◆ Set task ◆
The records below hold pictures; please leave those out and retype the rest exactly.

-*-

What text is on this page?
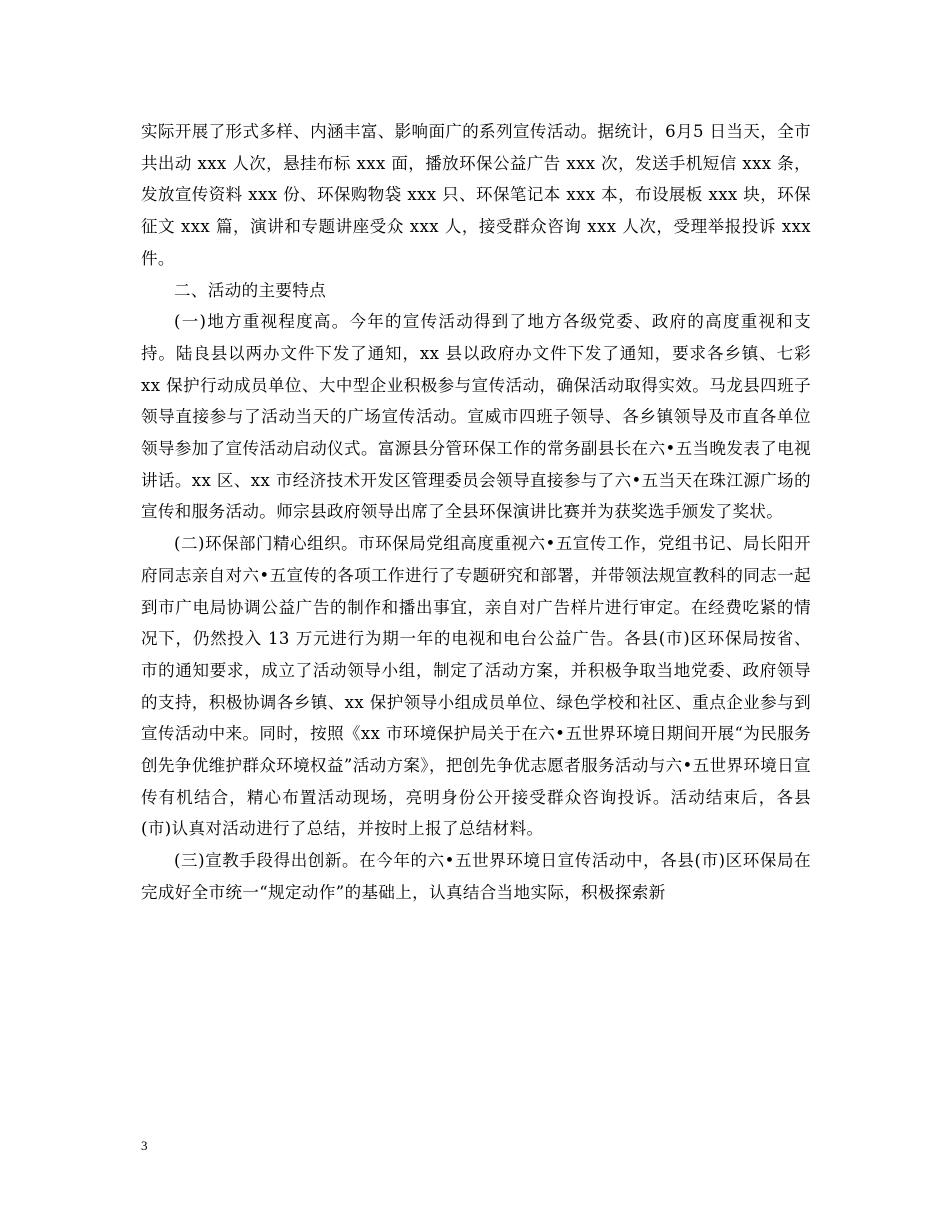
实际开展了形式多样、内涵丰富、影响面广的系列宣传活动。据统计，6月5 日当天，全市共出动 xxx 人次，悬挂布标 xxx 面，播放环保公益广告 xxx 次，发送手机短信 xxx 条，发放宣传资料 xxx 份、环保购物袋 xxx 只、环保笔记本 xxx 本，布设展板 xxx 块，环保征文 xxx 篇，演讲和专题讲座受众 xxx 人，接受群众咨询 xxx 人次，受理举报投诉 xxx 件。

二、活动的主要特点

(一)地方重视程度高。今年的宣传活动得到了地方各级党委、政府的高度重视和支持。陆良县以两办文件下发了通知，xx 县以政府办文件下发了通知，要求各乡镇、七彩 xx 保护行动成员单位、大中型企业积极参与宣传活动，确保活动取得实效。马龙县四班子领导直接参与了活动当天的广场宣传活动。宣威市四班子领导、各乡镇领导及市直各单位领导参加了宣传活动启动仪式。富源县分管环保工作的常务副县长在六•五当晚发表了电视讲话。xx 区、xx 市经济技术开发区管理委员会领导直接参与了六•五当天在珠江源广场的宣传和服务活动。师宗县政府领导出席了全县环保演讲比赛并为获奖选手颁发了奖状。

(二)环保部门精心组织。市环保局党组高度重视六•五宣传工作，党组书记、局长阳开府同志亲自对六•五宣传的各项工作进行了专题研究和部署，并带领法规宣教科的同志一起到市广电局协调公益广告的制作和播出事宜，亲自对广告样片进行审定。在经费吃紧的情况下，仍然投入 13 万元进行为期一年的电视和电台公益广告。各县(市)区环保局按省、市的通知要求，成立了活动领导小组，制定了活动方案，并积极争取当地党委、政府领导的支持，积极协调各乡镇、xx 保护领导小组成员单位、绿色学校和社区、重点企业参与到宣传活动中来。同时，按照《xx 市环境保护局关于在六•五世界环境日期间开展“为民服务创先争优维护群众环境权益”活动方案》，把创先争优志愿者服务活动与六•五世界环境日宣传有机结合，精心布置活动现场，亮明身份公开接受群众咨询投诉。活动结束后，各县 (市)认真对活动进行了总结，并按时上报了总结材料。

(三)宣教手段得出创新。在今年的六•五世界环境日宣传活动中，各县(市)区环保局在完成好全市统一“规定动作”的基础上，认真结合当地实际，积极探索新

3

-*-

◆ Complete response ◆
What text is on this page?
实际开展了形式多样、内涵丰富、影响面广的系列宣传活动。据统计，6月5 日当天，全市共出动 xxx 人次，悬挂布标 xxx 面，播放环保公益广告 xxx 次，发送手机短信 xxx 条，发放宣传资料 xxx 份、环保购物袋 xxx 只、环保笔记本 xxx 本，布设展板 xxx 块，环保征文 xxx 篇，演讲和专题讲座受众 xxx 人，接受群众咨询 xxx 人次，受理举报投诉 xxx 件。

二、活动的主要特点

(一)地方重视程度高。今年的宣传活动得到了地方各级党委、政府的高度重视和支持。陆良县以两办文件下发了通知，xx 县以政府办文件下发了通知，要求各乡镇、七彩 xx 保护行动成员单位、大中型企业积极参与宣传活动，确保活动取得实效。马龙县四班子领导直接参与了活动当天的广场宣传活动。宣威市四班子领导、各乡镇领导及市直各单位领导参加了宣传活动启动仪式。富源县分管环保工作的常务副县长在六•五当晚发表了电视讲话。xx 区、xx 市经济技术开发区管理委员会领导直接参与了六•五当天在珠江源广场的宣传和服务活动。师宗县政府领导出席了全县环保演讲比赛并为获奖选手颁发了奖状。

(二)环保部门精心组织。市环保局党组高度重视六•五宣传工作，党组书记、局长阳开府同志亲自对六•五宣传的各项工作进行了专题研究和部署，并带领法规宣教科的同志一起到市广电局协调公益广告的制作和播出事宜，亲自对广告样片进行审定。在经费吃紧的情况下，仍然投入 13 万元进行为期一年的电视和电台公益广告。各县(市)区环保局按省、市的通知要求，成立了活动领导小组，制定了活动方案，并积极争取当地党委、政府领导的支持，积极协调各乡镇、xx 保护领导小组成员单位、绿色学校和社区、重点企业参与到宣传活动中来。同时，按照《xx 市环境保护局关于在六•五世界环境日期间开展“为民服务创先争优维护群众环境权益”活动方案》，把创先争优志愿者服务活动与六•五世界环境日宣传有机结合，精心布置活动现场，亮明身份公开接受群众咨询投诉。活动结束后，各县 (市)认真对活动进行了总结，并按时上报了总结材料。

(三)宣教手段得出创新。在今年的六•五世界环境日宣传活动中，各县(市)区环保局在完成好全市统一“规定动作”的基础上，认真结合当地实际，积极探索新

3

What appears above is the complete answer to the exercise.